(Dataset records)
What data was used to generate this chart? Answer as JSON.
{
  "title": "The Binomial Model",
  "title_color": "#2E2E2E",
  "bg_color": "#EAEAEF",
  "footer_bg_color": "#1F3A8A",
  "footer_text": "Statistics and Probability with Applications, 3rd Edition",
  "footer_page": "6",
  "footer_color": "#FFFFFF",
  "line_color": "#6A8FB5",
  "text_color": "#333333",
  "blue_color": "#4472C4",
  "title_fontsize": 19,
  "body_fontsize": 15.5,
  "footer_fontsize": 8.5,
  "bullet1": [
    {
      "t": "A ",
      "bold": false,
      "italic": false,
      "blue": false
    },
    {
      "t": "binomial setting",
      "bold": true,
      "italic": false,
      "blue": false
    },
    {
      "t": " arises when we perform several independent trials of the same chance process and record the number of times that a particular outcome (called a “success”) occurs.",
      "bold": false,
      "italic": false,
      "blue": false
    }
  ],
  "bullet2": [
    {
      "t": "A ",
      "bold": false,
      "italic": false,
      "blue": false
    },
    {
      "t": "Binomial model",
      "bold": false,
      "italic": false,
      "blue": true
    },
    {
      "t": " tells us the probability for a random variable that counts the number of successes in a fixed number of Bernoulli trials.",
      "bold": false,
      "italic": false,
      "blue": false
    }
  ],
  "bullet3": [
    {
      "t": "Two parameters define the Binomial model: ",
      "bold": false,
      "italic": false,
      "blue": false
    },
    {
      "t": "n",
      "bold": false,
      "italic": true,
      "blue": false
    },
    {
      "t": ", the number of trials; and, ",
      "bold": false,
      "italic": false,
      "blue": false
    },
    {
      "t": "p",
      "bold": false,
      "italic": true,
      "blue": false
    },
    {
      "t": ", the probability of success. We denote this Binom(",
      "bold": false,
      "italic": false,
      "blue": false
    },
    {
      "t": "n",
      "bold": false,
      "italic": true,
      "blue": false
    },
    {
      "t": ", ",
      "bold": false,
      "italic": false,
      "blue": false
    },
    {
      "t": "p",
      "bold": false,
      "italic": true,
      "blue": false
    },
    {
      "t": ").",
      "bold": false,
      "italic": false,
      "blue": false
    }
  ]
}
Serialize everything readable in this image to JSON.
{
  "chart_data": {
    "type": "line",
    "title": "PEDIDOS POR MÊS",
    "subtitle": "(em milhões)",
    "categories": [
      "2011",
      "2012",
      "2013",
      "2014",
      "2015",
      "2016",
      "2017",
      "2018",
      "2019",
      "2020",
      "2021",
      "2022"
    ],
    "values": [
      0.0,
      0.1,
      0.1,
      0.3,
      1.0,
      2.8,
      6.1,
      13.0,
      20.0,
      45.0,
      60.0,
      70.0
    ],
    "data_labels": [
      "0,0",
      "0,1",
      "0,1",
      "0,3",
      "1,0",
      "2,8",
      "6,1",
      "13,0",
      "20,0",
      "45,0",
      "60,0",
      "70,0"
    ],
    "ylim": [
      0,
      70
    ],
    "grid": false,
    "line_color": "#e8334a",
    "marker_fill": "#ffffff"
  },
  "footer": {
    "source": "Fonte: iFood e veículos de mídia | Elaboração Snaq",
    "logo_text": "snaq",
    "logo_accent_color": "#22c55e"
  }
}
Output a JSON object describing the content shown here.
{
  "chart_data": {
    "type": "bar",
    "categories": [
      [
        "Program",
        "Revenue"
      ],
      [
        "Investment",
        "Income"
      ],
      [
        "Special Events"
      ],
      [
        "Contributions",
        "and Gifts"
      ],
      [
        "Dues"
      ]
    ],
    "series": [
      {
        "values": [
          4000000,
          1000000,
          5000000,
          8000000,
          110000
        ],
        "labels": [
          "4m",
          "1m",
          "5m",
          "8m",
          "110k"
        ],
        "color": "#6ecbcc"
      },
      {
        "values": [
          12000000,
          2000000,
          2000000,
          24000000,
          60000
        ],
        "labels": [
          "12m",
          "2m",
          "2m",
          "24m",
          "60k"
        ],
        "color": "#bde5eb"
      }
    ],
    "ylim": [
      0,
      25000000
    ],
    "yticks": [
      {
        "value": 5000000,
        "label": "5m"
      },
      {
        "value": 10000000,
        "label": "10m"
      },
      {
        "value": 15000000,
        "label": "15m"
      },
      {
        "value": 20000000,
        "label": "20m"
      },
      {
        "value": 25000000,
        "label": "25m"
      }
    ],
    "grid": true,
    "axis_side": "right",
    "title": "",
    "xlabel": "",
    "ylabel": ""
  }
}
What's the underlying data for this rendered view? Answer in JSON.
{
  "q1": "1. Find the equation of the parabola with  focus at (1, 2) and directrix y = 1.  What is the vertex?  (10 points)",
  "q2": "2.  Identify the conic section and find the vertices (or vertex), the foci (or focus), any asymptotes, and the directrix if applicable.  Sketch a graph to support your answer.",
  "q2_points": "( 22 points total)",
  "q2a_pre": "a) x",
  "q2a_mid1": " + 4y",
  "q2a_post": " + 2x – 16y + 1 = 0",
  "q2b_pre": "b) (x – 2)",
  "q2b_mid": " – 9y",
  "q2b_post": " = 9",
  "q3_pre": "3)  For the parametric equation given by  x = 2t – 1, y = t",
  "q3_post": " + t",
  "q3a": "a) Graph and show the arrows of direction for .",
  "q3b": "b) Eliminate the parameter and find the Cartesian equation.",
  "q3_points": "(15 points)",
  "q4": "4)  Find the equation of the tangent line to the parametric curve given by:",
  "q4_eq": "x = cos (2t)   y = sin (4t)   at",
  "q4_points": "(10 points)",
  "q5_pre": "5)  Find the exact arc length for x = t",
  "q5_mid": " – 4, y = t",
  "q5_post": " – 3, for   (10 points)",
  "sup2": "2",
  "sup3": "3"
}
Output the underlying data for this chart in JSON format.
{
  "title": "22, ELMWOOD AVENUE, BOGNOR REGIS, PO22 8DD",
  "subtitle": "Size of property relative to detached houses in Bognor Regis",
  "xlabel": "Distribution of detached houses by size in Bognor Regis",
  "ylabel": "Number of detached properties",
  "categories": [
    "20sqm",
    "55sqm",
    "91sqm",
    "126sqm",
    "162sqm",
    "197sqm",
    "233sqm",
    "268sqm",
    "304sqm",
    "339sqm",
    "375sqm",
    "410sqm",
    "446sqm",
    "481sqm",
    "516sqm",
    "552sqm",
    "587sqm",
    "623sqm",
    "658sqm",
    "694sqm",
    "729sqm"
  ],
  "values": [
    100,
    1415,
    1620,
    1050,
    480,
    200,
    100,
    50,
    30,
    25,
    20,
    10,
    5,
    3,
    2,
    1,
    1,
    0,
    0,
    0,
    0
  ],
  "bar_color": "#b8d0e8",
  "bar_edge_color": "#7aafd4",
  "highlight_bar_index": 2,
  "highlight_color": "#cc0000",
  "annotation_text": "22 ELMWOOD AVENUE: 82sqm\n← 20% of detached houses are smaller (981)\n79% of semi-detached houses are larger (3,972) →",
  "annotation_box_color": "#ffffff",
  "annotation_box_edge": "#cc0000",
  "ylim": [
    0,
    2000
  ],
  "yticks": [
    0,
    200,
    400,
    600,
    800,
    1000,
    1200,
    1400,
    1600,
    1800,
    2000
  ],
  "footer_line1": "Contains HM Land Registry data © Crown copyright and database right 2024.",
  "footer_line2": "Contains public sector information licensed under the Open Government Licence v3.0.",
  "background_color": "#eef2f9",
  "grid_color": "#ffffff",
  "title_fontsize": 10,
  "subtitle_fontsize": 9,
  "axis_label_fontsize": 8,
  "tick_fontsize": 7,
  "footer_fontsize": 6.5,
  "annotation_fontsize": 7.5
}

# SET EXERCISE
Find each line holding the string "this" and copy it out.

# TASK ANSWER
What data was used to generate this chart? Answer as JSON.
      "t": ", the probability of success. We denote this Binom(",
Serialize everything readable in this image to JSON.
What's the underlying data for this rendered view? Answer in JSON.
Output the underlying data for this chart in JSON format.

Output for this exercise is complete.